■ Task details ■
Copy out the lines that have "JSON" in them.

■ Data rows ■

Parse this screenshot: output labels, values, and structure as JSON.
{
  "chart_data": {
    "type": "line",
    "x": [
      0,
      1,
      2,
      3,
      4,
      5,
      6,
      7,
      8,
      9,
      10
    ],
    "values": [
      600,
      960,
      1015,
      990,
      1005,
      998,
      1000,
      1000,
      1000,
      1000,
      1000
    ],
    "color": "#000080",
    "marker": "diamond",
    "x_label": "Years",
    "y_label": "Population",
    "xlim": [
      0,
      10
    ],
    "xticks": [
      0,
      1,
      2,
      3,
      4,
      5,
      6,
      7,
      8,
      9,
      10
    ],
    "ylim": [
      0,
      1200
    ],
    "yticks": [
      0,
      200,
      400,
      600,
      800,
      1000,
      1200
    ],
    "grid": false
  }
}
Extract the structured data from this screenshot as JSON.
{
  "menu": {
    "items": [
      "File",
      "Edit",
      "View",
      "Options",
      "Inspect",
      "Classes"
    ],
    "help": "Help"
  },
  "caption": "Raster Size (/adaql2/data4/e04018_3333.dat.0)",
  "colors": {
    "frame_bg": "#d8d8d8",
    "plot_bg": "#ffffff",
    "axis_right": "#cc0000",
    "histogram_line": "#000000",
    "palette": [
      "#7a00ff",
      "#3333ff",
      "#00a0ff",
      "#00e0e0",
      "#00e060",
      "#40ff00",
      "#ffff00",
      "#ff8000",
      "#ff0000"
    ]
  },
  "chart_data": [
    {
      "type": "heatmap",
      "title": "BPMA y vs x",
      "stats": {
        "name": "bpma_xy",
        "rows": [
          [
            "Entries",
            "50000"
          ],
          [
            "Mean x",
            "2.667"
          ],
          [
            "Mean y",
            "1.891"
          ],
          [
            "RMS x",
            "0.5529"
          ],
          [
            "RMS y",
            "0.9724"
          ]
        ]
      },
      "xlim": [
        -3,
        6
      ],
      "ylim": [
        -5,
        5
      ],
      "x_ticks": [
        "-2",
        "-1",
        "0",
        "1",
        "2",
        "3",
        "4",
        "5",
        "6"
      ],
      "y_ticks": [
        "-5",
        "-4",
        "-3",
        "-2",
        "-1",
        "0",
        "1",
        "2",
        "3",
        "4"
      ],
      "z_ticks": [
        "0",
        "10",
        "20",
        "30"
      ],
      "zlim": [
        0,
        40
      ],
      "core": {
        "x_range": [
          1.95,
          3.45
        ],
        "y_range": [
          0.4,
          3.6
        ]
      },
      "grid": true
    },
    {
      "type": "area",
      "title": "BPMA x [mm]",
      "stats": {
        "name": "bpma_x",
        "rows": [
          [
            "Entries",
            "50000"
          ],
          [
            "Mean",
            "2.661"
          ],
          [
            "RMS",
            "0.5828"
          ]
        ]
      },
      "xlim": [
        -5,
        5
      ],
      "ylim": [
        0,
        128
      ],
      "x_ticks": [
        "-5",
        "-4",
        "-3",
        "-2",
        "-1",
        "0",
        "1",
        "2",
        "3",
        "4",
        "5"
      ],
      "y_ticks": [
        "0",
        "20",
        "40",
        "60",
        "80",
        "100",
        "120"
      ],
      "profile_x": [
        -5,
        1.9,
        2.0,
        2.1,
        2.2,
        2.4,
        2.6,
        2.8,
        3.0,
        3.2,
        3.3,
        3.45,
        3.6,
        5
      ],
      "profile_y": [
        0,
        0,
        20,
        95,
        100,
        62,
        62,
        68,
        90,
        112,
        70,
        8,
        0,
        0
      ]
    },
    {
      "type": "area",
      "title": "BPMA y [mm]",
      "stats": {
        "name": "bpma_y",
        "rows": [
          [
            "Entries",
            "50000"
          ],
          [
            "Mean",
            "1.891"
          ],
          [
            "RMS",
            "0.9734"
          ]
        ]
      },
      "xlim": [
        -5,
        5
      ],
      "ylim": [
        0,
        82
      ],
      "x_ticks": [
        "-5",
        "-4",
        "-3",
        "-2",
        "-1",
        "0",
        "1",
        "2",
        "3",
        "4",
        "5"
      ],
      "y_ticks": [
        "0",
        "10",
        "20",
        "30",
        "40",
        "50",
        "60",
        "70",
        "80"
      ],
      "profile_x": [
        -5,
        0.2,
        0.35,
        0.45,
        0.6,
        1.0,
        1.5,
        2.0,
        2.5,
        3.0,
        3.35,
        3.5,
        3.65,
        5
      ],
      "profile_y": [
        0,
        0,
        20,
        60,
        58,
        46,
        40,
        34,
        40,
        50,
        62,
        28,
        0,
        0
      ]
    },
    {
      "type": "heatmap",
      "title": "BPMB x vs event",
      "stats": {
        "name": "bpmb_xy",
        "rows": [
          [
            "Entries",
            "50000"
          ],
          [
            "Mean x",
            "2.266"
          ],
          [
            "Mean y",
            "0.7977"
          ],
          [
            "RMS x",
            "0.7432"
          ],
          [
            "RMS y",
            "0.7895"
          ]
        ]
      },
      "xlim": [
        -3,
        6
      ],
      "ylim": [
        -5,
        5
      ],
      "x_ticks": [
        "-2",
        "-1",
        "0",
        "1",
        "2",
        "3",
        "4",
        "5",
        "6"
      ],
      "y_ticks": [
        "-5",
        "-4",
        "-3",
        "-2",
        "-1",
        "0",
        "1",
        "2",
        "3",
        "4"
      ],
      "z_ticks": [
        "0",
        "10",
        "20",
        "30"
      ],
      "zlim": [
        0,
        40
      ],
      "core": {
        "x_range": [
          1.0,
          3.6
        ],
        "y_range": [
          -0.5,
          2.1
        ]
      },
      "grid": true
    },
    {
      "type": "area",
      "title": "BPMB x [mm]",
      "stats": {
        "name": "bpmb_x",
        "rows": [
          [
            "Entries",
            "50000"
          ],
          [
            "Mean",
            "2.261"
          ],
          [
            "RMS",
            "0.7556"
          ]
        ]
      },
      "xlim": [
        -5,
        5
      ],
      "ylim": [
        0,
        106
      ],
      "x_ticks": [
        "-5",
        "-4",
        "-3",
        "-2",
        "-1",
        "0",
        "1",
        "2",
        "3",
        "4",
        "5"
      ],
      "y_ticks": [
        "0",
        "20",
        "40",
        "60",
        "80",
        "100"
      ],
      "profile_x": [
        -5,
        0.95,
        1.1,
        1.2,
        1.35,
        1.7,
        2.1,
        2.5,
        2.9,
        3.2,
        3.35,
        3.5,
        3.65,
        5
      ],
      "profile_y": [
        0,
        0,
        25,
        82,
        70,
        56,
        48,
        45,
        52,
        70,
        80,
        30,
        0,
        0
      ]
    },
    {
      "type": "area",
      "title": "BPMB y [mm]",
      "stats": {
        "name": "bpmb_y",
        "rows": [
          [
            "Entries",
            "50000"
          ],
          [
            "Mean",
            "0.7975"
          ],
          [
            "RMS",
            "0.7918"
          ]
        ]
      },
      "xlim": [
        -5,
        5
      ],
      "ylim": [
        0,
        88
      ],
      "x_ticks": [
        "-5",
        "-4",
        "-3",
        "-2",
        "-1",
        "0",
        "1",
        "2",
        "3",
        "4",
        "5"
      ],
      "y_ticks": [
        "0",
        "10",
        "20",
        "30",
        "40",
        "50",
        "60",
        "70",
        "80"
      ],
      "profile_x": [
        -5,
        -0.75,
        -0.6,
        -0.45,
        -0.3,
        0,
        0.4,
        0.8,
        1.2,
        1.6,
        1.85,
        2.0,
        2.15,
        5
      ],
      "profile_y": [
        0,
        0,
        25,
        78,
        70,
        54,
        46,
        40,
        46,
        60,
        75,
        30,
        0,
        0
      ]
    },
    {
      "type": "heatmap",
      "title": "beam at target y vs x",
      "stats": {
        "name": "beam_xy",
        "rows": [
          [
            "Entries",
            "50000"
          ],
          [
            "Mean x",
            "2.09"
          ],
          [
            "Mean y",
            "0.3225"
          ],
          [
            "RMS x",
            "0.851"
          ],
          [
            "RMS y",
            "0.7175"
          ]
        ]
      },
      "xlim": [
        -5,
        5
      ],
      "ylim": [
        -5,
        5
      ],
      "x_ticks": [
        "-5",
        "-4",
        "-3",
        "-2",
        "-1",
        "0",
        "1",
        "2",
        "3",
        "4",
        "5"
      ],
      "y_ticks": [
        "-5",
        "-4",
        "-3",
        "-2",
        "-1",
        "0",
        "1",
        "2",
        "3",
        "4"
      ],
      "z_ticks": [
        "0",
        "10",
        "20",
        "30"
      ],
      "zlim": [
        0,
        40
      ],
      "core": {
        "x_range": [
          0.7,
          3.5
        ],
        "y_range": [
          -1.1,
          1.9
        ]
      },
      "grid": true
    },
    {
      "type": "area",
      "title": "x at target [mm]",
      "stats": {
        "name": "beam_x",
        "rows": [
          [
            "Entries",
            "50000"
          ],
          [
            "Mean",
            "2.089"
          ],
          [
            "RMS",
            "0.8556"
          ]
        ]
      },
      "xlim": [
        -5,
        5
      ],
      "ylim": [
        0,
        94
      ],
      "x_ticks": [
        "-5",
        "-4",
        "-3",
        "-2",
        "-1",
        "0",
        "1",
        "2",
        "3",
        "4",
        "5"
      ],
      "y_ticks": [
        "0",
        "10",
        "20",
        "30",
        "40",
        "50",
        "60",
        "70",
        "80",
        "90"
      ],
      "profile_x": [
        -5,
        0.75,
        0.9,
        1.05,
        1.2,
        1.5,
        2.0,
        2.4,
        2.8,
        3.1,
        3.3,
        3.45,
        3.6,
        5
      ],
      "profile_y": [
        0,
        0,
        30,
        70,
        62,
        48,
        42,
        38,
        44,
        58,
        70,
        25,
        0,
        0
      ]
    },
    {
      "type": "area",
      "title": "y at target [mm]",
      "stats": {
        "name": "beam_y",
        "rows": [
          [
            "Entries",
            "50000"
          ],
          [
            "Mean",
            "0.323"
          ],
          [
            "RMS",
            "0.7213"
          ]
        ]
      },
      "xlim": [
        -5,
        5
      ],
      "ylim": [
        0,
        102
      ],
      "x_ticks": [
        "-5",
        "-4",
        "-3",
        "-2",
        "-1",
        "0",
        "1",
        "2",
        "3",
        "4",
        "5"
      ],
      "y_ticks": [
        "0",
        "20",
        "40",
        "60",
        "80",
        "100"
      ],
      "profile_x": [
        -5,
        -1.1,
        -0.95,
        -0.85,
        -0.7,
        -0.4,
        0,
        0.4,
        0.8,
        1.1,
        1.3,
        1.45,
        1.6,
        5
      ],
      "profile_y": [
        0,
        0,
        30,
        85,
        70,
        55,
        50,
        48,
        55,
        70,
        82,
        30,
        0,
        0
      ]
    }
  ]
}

■ Task response ■
Parse this screenshot: output labels, values, and structure as JSON.
Extract the structured data from this screenshot as JSON.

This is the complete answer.